● **TASK REQUIREMENTS**: In the entries below, find the lines that contain the word "property" and copy them.
## START EXCERPTED DATA
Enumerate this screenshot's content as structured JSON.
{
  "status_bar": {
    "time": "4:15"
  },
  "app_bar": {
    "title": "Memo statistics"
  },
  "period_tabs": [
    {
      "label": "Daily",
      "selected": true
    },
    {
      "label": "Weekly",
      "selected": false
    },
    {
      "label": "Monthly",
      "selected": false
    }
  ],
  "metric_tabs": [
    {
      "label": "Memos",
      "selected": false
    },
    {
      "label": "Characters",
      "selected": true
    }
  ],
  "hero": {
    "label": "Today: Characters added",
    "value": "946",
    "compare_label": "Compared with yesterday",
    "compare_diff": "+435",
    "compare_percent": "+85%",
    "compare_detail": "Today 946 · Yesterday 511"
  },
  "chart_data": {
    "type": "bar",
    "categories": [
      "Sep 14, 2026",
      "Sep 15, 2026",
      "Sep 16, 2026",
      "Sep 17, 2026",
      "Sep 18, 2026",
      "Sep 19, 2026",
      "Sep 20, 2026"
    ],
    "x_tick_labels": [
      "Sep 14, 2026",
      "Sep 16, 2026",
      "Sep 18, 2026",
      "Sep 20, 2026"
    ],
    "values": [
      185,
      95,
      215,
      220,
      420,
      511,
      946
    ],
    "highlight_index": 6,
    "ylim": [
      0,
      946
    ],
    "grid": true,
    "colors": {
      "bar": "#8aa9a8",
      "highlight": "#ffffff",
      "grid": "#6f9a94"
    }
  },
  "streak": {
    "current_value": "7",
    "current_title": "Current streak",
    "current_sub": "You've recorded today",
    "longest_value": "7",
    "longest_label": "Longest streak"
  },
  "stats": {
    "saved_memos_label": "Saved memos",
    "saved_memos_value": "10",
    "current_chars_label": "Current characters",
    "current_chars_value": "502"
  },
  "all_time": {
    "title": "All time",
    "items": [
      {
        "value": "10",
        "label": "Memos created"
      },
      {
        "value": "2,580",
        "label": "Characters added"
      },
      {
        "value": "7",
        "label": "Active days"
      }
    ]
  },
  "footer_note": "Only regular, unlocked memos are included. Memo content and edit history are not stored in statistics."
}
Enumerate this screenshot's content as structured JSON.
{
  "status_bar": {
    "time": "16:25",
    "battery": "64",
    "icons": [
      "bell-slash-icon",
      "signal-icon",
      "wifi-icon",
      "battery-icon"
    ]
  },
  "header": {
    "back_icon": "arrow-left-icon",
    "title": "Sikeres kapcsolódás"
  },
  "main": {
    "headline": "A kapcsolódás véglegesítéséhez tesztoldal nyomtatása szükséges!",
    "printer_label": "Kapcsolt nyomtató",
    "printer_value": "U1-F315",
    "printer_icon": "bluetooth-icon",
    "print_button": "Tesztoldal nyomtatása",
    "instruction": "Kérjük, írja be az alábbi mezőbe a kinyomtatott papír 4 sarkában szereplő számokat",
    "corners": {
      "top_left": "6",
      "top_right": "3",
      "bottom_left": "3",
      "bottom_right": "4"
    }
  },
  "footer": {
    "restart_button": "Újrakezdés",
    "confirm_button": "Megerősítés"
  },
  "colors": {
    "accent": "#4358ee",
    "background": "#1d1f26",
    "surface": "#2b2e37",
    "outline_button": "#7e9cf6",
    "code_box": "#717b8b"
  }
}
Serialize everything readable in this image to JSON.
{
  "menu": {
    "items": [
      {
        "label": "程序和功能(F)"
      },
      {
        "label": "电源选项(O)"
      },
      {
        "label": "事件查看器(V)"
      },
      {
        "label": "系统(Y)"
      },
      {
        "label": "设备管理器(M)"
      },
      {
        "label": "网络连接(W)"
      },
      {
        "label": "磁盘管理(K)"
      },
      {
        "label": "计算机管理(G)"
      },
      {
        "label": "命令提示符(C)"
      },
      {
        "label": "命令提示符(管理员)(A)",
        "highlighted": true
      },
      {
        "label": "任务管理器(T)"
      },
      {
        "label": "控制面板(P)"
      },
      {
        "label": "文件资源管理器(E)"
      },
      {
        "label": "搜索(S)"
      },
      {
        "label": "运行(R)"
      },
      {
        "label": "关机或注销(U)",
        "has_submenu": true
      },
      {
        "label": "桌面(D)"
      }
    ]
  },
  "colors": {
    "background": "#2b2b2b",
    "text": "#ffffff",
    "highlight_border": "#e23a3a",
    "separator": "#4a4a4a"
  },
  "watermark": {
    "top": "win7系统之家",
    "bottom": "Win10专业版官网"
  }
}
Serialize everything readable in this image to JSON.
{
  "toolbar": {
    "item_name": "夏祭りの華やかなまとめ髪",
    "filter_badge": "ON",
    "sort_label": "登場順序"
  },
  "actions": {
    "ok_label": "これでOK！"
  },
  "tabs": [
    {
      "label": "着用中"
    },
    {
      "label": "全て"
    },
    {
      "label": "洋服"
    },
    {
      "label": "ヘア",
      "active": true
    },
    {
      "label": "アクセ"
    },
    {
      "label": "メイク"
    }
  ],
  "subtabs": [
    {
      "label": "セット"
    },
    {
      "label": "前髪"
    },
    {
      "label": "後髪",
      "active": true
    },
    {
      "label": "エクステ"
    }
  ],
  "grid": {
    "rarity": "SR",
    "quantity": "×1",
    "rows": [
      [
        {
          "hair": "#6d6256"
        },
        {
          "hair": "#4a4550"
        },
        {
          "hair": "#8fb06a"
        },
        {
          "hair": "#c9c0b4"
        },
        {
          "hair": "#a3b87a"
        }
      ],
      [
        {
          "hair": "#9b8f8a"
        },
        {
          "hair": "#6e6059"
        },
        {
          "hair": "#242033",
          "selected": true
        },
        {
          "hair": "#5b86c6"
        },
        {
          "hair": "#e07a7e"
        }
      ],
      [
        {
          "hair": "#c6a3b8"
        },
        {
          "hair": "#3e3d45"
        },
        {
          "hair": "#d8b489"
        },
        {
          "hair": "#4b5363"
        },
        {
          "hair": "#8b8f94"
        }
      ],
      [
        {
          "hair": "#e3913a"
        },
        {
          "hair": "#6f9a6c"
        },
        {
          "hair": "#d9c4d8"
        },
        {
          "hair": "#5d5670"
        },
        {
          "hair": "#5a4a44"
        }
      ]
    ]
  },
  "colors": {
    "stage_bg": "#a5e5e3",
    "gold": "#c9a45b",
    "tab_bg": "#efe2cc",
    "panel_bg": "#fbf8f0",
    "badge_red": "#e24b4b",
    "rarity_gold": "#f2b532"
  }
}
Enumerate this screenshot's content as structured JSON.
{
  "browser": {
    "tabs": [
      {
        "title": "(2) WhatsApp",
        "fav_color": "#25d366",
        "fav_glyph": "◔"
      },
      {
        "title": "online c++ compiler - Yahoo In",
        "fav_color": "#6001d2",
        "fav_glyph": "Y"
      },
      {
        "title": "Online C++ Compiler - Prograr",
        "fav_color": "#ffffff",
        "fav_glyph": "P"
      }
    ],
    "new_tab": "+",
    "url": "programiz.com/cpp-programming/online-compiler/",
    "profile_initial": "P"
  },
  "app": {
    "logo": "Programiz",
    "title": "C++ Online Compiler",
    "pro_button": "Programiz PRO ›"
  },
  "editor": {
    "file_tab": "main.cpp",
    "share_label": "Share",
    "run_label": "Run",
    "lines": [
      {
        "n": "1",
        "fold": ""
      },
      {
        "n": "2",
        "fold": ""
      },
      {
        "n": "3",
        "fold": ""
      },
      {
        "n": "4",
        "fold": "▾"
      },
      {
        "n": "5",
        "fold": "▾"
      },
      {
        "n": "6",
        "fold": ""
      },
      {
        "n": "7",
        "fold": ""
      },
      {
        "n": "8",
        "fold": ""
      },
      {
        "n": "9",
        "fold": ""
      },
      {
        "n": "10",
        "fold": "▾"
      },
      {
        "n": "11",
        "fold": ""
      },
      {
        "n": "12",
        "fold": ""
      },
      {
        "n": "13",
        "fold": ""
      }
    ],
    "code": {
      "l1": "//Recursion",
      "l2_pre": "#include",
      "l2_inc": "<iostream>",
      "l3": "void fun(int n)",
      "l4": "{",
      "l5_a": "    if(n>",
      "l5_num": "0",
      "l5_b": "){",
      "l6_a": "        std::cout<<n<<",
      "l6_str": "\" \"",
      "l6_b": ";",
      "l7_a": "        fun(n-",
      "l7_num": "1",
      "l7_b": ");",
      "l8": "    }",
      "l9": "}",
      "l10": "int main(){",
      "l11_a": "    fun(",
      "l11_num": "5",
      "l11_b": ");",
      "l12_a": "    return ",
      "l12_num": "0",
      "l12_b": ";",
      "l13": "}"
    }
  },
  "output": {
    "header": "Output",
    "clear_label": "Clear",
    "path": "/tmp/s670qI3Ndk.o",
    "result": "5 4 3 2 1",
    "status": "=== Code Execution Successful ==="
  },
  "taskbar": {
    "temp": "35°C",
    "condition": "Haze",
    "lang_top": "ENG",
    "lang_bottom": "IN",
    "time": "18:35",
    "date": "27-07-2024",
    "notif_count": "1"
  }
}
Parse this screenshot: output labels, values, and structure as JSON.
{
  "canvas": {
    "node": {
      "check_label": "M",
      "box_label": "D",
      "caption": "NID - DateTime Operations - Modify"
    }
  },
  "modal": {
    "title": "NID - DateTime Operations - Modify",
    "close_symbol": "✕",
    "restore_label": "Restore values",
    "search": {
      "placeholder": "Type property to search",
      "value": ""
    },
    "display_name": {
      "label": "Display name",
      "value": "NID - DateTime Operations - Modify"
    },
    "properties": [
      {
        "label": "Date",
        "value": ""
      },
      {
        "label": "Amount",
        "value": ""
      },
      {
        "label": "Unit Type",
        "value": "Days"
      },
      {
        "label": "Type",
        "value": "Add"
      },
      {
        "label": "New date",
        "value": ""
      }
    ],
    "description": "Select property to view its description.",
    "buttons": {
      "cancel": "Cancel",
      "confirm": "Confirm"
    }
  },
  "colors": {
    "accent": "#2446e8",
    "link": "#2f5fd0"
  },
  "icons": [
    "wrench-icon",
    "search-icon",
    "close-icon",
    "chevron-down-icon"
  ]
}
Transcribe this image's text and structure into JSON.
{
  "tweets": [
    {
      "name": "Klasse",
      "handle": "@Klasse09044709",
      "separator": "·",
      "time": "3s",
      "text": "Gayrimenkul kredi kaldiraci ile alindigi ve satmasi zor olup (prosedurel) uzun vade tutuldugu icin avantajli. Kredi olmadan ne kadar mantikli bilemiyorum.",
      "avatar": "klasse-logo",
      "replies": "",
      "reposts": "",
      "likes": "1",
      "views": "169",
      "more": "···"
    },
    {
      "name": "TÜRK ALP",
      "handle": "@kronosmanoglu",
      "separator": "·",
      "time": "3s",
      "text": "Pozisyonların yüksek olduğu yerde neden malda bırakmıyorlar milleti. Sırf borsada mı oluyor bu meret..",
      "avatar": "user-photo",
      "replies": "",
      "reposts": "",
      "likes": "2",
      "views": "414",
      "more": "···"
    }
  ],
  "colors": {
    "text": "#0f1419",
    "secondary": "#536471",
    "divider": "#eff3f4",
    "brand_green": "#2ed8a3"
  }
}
## END EXCERPTED DATA
● **WORKED SOLUTION**:
      "placeholder": "Type property to search",
    "description": "Select property to view its description.",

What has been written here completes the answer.